--- GOAL ---
Show only lines that include "this".

### RECORDS TO USE ###

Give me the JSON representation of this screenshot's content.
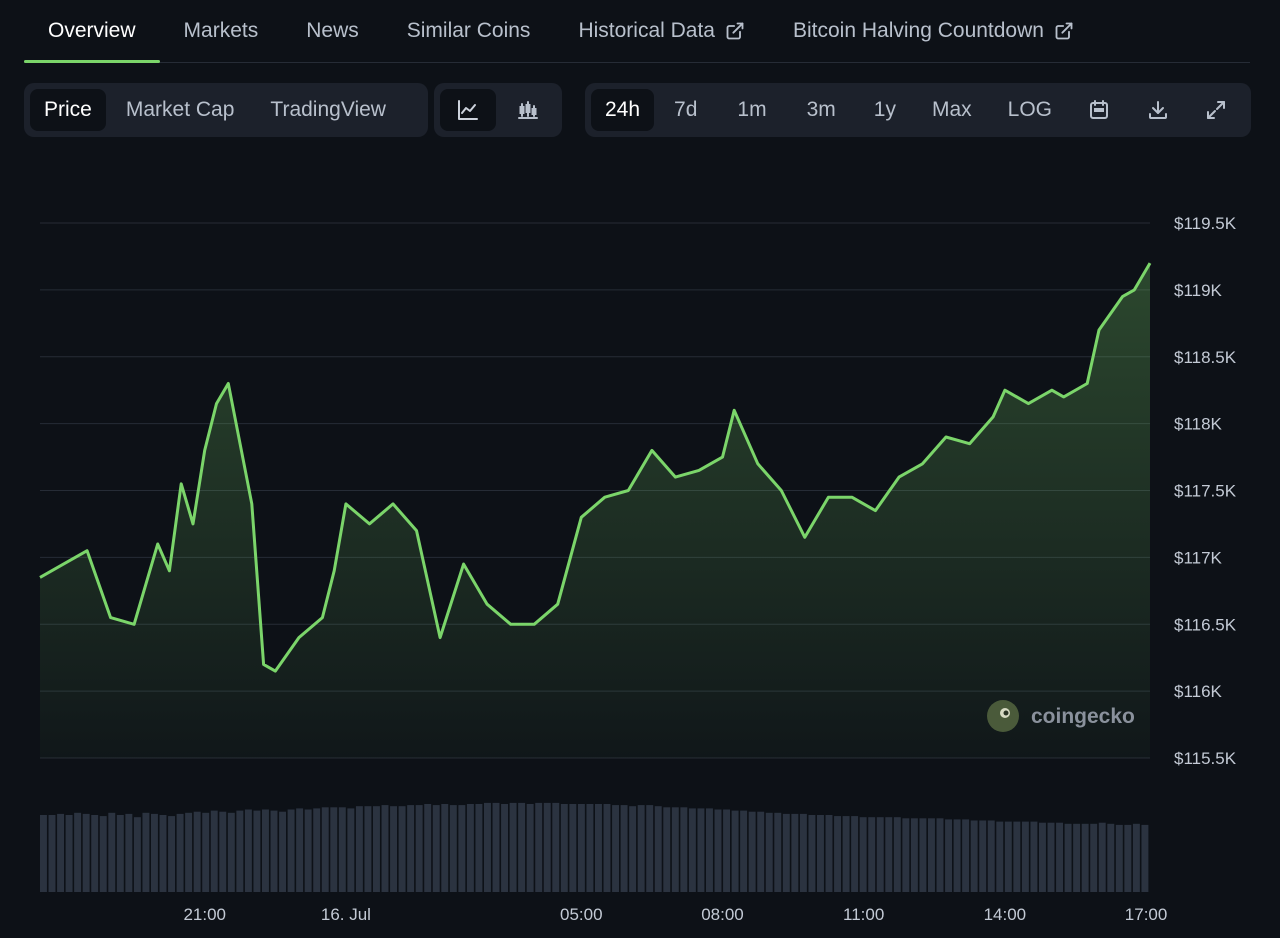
{
  "top_nav": {
    "tabs": [
      {
        "label": "Overview",
        "active": true
      },
      {
        "label": "Markets"
      },
      {
        "label": "News"
      },
      {
        "label": "Similar Coins"
      },
      {
        "label": "Historical Data",
        "external_icon": "external-link-icon"
      },
      {
        "label": "Bitcoin Halving Countdown",
        "external_icon": "external-link-icon"
      }
    ]
  },
  "mode_group": {
    "buttons": [
      "Price",
      "Market Cap",
      "TradingView"
    ],
    "selected": "Price"
  },
  "chart_type_group": {
    "icons": [
      "line-chart-icon",
      "candlestick-chart-icon"
    ],
    "selected": "line-chart-icon"
  },
  "range_group": {
    "buttons": [
      "24h",
      "7d",
      "1m",
      "3m",
      "1y",
      "Max",
      "LOG"
    ],
    "selected": "24h",
    "icons": [
      "calendar-icon",
      "download-icon",
      "fullscreen-icon"
    ]
  },
  "watermark": "coingecko",
  "colors": {
    "line": "#7bd56a",
    "accent": "#7bd56a",
    "background": "#0d1117",
    "grid": "#262c36",
    "volume": "#2b3340"
  },
  "chart_data": {
    "type": "line",
    "title": "",
    "xlabel": "",
    "ylabel": "",
    "x_ticks": [
      "21:00",
      "16. Jul",
      "05:00",
      "08:00",
      "11:00",
      "14:00",
      "17:00"
    ],
    "y_ticks": [
      "$119.5K",
      "$119K",
      "$118.5K",
      "$118K",
      "$117.5K",
      "$117K",
      "$116.5K",
      "$116K",
      "$115.5K"
    ],
    "ylim": [
      115500,
      119500
    ],
    "xlim": [
      "15 Jul 17:30",
      "16 Jul 17:05"
    ],
    "grid": true,
    "series": [
      {
        "x": [
          "15 Jul 17:30",
          "15 Jul 18:00",
          "15 Jul 18:30",
          "15 Jul 19:00",
          "15 Jul 19:30",
          "15 Jul 20:00",
          "15 Jul 20:15",
          "15 Jul 20:30",
          "15 Jul 20:45",
          "15 Jul 21:00",
          "15 Jul 21:15",
          "15 Jul 21:30",
          "15 Jul 22:00",
          "15 Jul 22:15",
          "15 Jul 22:30",
          "15 Jul 23:00",
          "15 Jul 23:30",
          "15 Jul 23:45",
          "16 Jul 00:00",
          "16 Jul 00:30",
          "16 Jul 01:00",
          "16 Jul 01:30",
          "16 Jul 02:00",
          "16 Jul 02:30",
          "16 Jul 03:00",
          "16 Jul 03:30",
          "16 Jul 04:00",
          "16 Jul 04:30",
          "16 Jul 05:00",
          "16 Jul 05:30",
          "16 Jul 06:00",
          "16 Jul 06:30",
          "16 Jul 07:00",
          "16 Jul 07:30",
          "16 Jul 08:00",
          "16 Jul 08:15",
          "16 Jul 08:45",
          "16 Jul 09:15",
          "16 Jul 09:45",
          "16 Jul 10:15",
          "16 Jul 10:45",
          "16 Jul 11:15",
          "16 Jul 11:45",
          "16 Jul 12:15",
          "16 Jul 12:45",
          "16 Jul 13:15",
          "16 Jul 13:45",
          "16 Jul 14:00",
          "16 Jul 14:30",
          "16 Jul 15:00",
          "16 Jul 15:15",
          "16 Jul 15:45",
          "16 Jul 16:00",
          "16 Jul 16:30",
          "16 Jul 16:45",
          "16 Jul 17:05"
        ],
        "values": [
          116850,
          116950,
          117050,
          116550,
          116500,
          117100,
          116900,
          117550,
          117250,
          117800,
          118150,
          118300,
          117400,
          116200,
          116150,
          116400,
          116550,
          116900,
          117400,
          117250,
          117400,
          117200,
          116400,
          116950,
          116650,
          116500,
          116500,
          116650,
          117300,
          117450,
          117500,
          117800,
          117600,
          117650,
          117750,
          118100,
          117700,
          117500,
          117150,
          117450,
          117450,
          117350,
          117600,
          117700,
          117900,
          117850,
          118050,
          118250,
          118150,
          118250,
          118200,
          118300,
          118700,
          118950,
          119000,
          119200
        ]
      }
    ],
    "volume": [
      70,
      70,
      71,
      70,
      72,
      71,
      70,
      69,
      72,
      70,
      71,
      68,
      72,
      71,
      70,
      69,
      71,
      72,
      73,
      72,
      74,
      73,
      72,
      74,
      75,
      74,
      75,
      74,
      73,
      75,
      76,
      75,
      76,
      77,
      77,
      77,
      76,
      78,
      78,
      78,
      79,
      78,
      78,
      79,
      79,
      80,
      79,
      80,
      79,
      79,
      80,
      80,
      81,
      81,
      80,
      81,
      81,
      80,
      81,
      81,
      81,
      80,
      80,
      80,
      80,
      80,
      80,
      79,
      79,
      78,
      79,
      79,
      78,
      77,
      77,
      77,
      76,
      76,
      76,
      75,
      75,
      74,
      74,
      73,
      73,
      72,
      72,
      71,
      71,
      71,
      70,
      70,
      70,
      69,
      69,
      69,
      68,
      68,
      68,
      68,
      68,
      67,
      67,
      67,
      67,
      67,
      66,
      66,
      66,
      65,
      65,
      65,
      64,
      64,
      64,
      64,
      64,
      63,
      63,
      63,
      62,
      62,
      62,
      62,
      63,
      62,
      61,
      61,
      62,
      61
    ]
  }
}
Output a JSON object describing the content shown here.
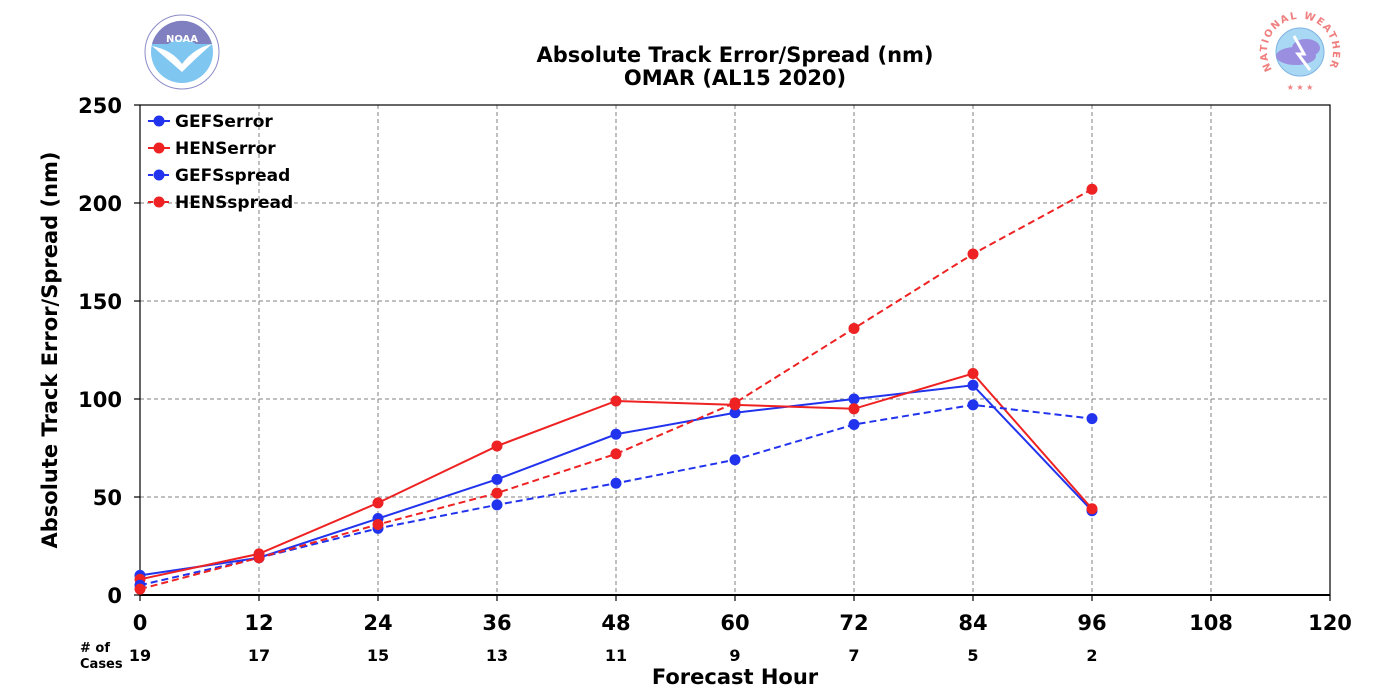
{
  "chart_data": {
    "type": "line",
    "title_line1": "Absolute Track Error/Spread (nm)",
    "title_line2": "OMAR (AL15 2020)",
    "xlabel": "Forecast Hour",
    "ylabel": "Absolute Track Error/Spread (nm)",
    "xlim": [
      0,
      120
    ],
    "ylim": [
      0,
      250
    ],
    "x_ticks": [
      0,
      12,
      24,
      36,
      48,
      60,
      72,
      84,
      96,
      108,
      120
    ],
    "y_ticks": [
      0,
      50,
      100,
      150,
      200,
      250
    ],
    "grid": true,
    "legend_position": "top-left",
    "cases_label": "# of\nCases",
    "cases": [
      {
        "x": 0,
        "n": "19"
      },
      {
        "x": 12,
        "n": "17"
      },
      {
        "x": 24,
        "n": "15"
      },
      {
        "x": 36,
        "n": "13"
      },
      {
        "x": 48,
        "n": "11"
      },
      {
        "x": 60,
        "n": "9"
      },
      {
        "x": 72,
        "n": "7"
      },
      {
        "x": 84,
        "n": "5"
      },
      {
        "x": 96,
        "n": "2"
      }
    ],
    "x": [
      0,
      12,
      24,
      36,
      48,
      60,
      72,
      84,
      96
    ],
    "series": [
      {
        "name": "GEFSerror",
        "color": "#2233ee",
        "dash": "solid",
        "values": [
          10,
          19,
          39,
          59,
          82,
          93,
          100,
          107,
          43
        ]
      },
      {
        "name": "HENSerror",
        "color": "#ee2222",
        "dash": "solid",
        "values": [
          8,
          21,
          47,
          76,
          99,
          97,
          95,
          113,
          44
        ]
      },
      {
        "name": "GEFSspread",
        "color": "#2233ee",
        "dash": "dashed",
        "values": [
          5,
          19,
          34,
          46,
          57,
          69,
          87,
          97,
          90
        ]
      },
      {
        "name": "HENSspread",
        "color": "#ee2222",
        "dash": "dashed",
        "values": [
          3,
          19,
          36,
          52,
          72,
          98,
          136,
          174,
          207
        ]
      }
    ]
  },
  "logos": {
    "noaa": {
      "text": "NOAA",
      "ring_text": "NATIONAL OCEANIC AND ATMOSPHERIC ADMINISTRATION · U.S. DEPARTMENT OF COMMERCE"
    },
    "nws": {
      "ring_text": "NATIONAL WEATHER SERVICE"
    }
  }
}
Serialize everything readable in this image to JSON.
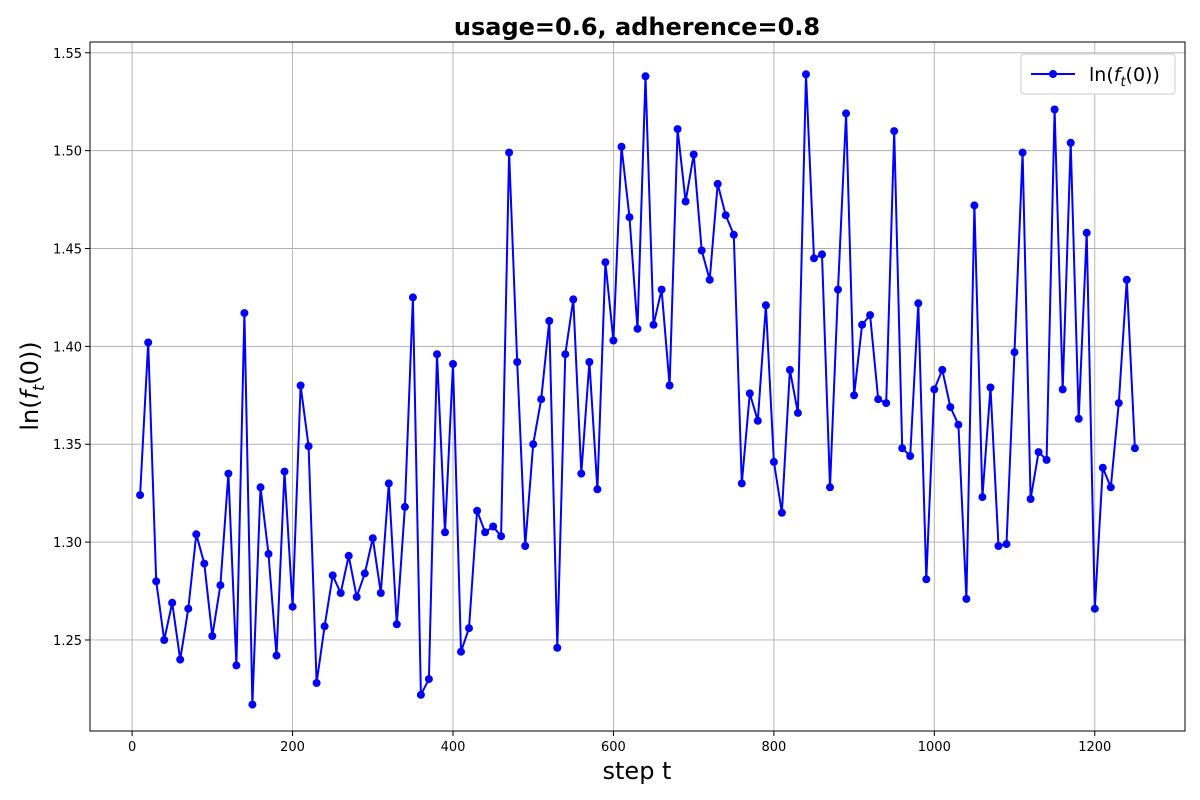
{
  "chart_data": {
    "type": "line",
    "title": "usage=0.6, adherence=0.8",
    "xlabel": "step t",
    "ylabel": "ln(f_t(0))",
    "xlim": [
      -52.5,
      1312.5
    ],
    "ylim": [
      1.2035,
      1.5555
    ],
    "xticks": [
      0,
      200,
      400,
      600,
      800,
      1000,
      1200
    ],
    "xtick_labels": [
      "0",
      "200",
      "400",
      "600",
      "800",
      "1000",
      "1200"
    ],
    "yticks": [
      1.25,
      1.3,
      1.35,
      1.4,
      1.45,
      1.5,
      1.55
    ],
    "ytick_labels": [
      "1.25",
      "1.30",
      "1.35",
      "1.40",
      "1.45",
      "1.50",
      "1.55"
    ],
    "grid": true,
    "legend_position": "top-right",
    "color": "#0000ff",
    "series": [
      {
        "name": "ln(f_t(0))",
        "x": [
          10,
          20,
          30,
          40,
          50,
          60,
          70,
          80,
          90,
          100,
          110,
          120,
          130,
          140,
          150,
          160,
          170,
          180,
          190,
          200,
          210,
          220,
          230,
          240,
          250,
          260,
          270,
          280,
          290,
          300,
          310,
          320,
          330,
          340,
          350,
          360,
          370,
          380,
          390,
          400,
          410,
          420,
          430,
          440,
          450,
          460,
          470,
          480,
          490,
          500,
          510,
          520,
          530,
          540,
          550,
          560,
          570,
          580,
          590,
          600,
          610,
          620,
          630,
          640,
          650,
          660,
          670,
          680,
          690,
          700,
          710,
          720,
          730,
          740,
          750,
          760,
          770,
          780,
          790,
          800,
          810,
          820,
          830,
          840,
          850,
          860,
          870,
          880,
          890,
          900,
          910,
          920,
          930,
          940,
          950,
          960,
          970,
          980,
          990,
          1000,
          1010,
          1020,
          1030,
          1040,
          1050,
          1060,
          1070,
          1080,
          1090,
          1100,
          1110,
          1120,
          1130,
          1140,
          1150,
          1160,
          1170,
          1180,
          1190,
          1200,
          1210,
          1220,
          1230,
          1240,
          1250
        ],
        "values": [
          1.324,
          1.402,
          1.28,
          1.25,
          1.269,
          1.24,
          1.266,
          1.304,
          1.289,
          1.252,
          1.278,
          1.335,
          1.237,
          1.417,
          1.217,
          1.328,
          1.294,
          1.242,
          1.336,
          1.267,
          1.38,
          1.349,
          1.228,
          1.257,
          1.283,
          1.274,
          1.293,
          1.272,
          1.284,
          1.302,
          1.274,
          1.33,
          1.258,
          1.318,
          1.425,
          1.222,
          1.23,
          1.396,
          1.305,
          1.391,
          1.244,
          1.256,
          1.316,
          1.305,
          1.308,
          1.303,
          1.499,
          1.392,
          1.298,
          1.35,
          1.373,
          1.413,
          1.246,
          1.396,
          1.424,
          1.335,
          1.392,
          1.327,
          1.443,
          1.403,
          1.502,
          1.466,
          1.409,
          1.538,
          1.411,
          1.429,
          1.38,
          1.511,
          1.474,
          1.498,
          1.449,
          1.434,
          1.483,
          1.467,
          1.457,
          1.33,
          1.376,
          1.362,
          1.421,
          1.341,
          1.315,
          1.388,
          1.366,
          1.539,
          1.445,
          1.447,
          1.328,
          1.429,
          1.519,
          1.375,
          1.411,
          1.416,
          1.373,
          1.371,
          1.51,
          1.348,
          1.344,
          1.422,
          1.281,
          1.378,
          1.388,
          1.369,
          1.36,
          1.271,
          1.472,
          1.323,
          1.379,
          1.298,
          1.299,
          1.397,
          1.499,
          1.322,
          1.346,
          1.342,
          1.521,
          1.378,
          1.504,
          1.363,
          1.458,
          1.266,
          1.338,
          1.328,
          1.371,
          1.434,
          1.348
        ]
      }
    ]
  }
}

###

--- RESULT ---
Give me the JSON representation of this screenshot's content.
Serialize everything readable in this image to JSON.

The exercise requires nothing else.